>> begin

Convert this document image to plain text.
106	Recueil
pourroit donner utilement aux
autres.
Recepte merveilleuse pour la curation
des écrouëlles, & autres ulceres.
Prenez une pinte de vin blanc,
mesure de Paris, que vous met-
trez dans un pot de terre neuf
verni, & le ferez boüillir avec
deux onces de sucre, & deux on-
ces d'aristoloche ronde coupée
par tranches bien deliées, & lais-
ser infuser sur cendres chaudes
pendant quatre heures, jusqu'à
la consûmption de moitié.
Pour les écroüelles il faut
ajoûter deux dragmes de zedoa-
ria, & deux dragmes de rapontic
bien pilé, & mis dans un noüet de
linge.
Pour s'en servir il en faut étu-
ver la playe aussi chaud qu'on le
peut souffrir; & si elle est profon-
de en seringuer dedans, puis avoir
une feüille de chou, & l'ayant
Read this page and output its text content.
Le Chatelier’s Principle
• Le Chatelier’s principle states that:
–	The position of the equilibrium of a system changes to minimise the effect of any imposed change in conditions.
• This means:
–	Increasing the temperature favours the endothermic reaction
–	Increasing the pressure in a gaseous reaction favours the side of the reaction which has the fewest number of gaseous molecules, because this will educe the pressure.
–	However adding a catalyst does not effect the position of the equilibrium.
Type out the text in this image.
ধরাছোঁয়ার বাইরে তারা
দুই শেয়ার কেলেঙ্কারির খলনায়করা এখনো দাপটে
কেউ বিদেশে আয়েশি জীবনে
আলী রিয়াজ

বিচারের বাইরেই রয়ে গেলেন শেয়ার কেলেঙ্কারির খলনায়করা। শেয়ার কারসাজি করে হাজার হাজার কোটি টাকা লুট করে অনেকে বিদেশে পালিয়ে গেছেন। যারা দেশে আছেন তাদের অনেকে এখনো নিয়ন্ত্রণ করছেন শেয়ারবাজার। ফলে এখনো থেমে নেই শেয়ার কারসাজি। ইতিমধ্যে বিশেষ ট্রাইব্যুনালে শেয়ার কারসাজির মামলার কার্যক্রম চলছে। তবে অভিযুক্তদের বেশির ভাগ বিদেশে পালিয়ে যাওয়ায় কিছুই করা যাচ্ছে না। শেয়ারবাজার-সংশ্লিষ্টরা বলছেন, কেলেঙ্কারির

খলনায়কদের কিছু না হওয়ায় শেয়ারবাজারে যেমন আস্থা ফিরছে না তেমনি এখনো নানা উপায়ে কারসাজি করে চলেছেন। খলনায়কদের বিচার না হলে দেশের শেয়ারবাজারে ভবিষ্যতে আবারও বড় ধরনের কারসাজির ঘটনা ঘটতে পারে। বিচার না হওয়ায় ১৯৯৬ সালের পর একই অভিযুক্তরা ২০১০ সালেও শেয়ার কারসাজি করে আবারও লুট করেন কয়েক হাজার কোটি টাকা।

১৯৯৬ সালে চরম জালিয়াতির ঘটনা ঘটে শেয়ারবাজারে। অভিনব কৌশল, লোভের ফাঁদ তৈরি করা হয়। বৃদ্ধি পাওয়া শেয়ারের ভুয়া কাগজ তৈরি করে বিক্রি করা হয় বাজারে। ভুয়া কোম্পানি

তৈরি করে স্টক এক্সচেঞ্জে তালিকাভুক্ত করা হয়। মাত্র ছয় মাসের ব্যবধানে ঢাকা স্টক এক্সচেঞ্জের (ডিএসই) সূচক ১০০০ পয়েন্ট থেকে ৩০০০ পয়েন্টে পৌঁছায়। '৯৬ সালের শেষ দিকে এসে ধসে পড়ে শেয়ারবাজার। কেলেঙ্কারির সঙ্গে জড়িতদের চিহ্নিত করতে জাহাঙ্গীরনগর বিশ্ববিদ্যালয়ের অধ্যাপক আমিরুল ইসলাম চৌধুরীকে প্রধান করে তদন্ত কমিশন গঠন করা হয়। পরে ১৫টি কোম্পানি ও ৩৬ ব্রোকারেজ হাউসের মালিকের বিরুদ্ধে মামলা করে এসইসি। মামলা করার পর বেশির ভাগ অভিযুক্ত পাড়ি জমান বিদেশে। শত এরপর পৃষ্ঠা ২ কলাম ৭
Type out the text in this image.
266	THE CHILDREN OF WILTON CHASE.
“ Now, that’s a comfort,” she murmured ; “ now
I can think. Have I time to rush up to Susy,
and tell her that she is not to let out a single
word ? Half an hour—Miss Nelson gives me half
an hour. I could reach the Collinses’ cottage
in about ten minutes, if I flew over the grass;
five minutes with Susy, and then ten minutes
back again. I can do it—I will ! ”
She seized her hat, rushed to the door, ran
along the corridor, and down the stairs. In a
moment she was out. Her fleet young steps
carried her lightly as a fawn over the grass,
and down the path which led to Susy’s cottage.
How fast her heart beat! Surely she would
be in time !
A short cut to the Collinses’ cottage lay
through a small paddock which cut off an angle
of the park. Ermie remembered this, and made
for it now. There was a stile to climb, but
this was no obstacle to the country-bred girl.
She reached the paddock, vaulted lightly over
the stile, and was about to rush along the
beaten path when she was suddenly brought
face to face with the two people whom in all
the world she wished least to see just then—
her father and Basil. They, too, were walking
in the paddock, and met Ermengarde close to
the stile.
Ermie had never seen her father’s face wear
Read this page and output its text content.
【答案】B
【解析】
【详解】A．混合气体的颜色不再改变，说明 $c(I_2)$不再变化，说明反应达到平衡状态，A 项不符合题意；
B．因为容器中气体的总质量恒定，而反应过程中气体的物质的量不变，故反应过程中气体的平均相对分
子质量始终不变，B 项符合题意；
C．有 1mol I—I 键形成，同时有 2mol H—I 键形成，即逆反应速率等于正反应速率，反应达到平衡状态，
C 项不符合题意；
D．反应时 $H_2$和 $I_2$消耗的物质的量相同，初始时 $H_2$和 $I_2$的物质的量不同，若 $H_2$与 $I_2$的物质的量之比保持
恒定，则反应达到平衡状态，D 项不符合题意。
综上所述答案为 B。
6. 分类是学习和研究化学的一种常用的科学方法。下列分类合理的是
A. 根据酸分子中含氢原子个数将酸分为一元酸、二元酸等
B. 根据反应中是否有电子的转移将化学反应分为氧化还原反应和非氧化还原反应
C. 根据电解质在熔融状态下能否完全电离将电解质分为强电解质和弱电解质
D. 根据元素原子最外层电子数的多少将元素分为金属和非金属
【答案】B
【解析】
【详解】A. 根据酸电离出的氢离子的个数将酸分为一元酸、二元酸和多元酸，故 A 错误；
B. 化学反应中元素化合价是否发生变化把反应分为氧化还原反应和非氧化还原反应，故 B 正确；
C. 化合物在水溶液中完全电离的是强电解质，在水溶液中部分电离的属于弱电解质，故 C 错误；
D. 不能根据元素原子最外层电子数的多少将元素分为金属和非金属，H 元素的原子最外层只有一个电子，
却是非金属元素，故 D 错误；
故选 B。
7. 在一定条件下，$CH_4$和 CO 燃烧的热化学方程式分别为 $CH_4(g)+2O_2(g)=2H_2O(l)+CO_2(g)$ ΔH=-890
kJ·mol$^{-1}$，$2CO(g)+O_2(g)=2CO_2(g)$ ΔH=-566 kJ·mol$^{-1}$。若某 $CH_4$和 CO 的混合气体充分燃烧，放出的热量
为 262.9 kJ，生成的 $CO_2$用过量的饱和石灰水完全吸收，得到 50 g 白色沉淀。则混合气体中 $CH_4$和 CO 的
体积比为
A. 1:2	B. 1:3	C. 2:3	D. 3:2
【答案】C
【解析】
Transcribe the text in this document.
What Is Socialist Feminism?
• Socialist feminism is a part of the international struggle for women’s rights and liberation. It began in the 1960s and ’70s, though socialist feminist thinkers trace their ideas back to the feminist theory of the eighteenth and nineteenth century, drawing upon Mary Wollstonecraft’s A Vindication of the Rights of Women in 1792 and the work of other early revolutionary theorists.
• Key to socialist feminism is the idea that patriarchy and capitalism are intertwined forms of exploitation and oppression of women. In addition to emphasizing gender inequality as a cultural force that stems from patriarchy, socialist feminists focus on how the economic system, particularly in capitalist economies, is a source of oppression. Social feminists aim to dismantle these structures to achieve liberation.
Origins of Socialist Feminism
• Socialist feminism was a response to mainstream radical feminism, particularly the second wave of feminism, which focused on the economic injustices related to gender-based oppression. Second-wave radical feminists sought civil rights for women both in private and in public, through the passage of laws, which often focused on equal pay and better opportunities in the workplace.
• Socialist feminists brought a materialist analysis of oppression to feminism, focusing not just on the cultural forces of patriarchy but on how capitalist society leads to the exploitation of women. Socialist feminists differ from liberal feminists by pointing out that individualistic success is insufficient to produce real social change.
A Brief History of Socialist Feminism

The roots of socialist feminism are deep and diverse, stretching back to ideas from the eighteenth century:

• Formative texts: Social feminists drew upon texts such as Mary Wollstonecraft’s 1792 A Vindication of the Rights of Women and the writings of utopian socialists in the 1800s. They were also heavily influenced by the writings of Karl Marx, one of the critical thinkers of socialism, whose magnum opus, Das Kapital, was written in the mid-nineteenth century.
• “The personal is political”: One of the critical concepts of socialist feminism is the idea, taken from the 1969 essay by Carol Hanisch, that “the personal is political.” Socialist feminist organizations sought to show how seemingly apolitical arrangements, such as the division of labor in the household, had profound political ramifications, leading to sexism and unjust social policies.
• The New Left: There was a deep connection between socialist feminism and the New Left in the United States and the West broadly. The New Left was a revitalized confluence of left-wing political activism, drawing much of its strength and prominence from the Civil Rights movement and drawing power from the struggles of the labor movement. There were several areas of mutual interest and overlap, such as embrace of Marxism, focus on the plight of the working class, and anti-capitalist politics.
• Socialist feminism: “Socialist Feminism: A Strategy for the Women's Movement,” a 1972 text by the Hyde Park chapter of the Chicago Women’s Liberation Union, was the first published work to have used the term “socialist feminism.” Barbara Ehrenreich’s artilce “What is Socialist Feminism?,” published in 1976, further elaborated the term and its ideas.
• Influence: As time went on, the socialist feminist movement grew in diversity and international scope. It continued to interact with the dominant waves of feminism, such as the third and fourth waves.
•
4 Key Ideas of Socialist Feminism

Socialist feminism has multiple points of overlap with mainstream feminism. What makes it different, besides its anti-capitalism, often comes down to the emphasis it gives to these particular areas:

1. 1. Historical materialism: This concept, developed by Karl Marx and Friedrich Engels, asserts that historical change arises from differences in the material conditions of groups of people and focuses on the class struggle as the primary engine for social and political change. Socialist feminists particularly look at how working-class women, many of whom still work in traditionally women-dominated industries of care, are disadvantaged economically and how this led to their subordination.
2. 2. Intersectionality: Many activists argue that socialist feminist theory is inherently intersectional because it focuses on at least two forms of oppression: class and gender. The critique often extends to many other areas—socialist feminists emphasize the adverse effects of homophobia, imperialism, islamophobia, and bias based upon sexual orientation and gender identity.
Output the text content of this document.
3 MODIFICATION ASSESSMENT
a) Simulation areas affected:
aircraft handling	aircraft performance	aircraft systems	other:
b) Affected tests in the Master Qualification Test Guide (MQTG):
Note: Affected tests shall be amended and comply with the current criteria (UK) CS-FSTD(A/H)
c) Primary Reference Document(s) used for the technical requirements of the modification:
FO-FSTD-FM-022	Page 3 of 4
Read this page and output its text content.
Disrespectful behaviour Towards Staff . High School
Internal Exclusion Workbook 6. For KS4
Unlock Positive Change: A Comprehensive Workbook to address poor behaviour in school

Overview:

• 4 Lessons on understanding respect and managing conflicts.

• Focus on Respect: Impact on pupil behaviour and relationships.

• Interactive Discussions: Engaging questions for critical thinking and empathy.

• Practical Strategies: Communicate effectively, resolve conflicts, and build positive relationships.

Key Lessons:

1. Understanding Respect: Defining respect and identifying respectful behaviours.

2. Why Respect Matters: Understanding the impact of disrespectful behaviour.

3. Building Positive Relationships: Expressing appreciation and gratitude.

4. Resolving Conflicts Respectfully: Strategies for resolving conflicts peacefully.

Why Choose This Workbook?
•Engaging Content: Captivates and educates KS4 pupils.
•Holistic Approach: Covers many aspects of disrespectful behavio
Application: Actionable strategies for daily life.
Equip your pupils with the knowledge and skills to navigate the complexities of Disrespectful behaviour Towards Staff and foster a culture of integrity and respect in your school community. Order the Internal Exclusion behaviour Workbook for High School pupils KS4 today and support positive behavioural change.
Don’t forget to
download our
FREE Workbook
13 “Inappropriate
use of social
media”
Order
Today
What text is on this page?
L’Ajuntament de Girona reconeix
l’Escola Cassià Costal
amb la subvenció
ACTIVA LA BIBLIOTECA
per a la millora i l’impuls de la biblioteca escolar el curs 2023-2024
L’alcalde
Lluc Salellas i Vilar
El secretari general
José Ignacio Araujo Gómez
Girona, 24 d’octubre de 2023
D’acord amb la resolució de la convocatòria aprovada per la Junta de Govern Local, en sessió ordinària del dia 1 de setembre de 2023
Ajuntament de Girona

>> end

- SHORT EXERCISE
Locate the word "Ermie" in the entries, and copy every line where it is found.

- ANSWER FOR THE TASK
of the park. Ermie remembered this, and made
Ermie had never seen her father’s face wear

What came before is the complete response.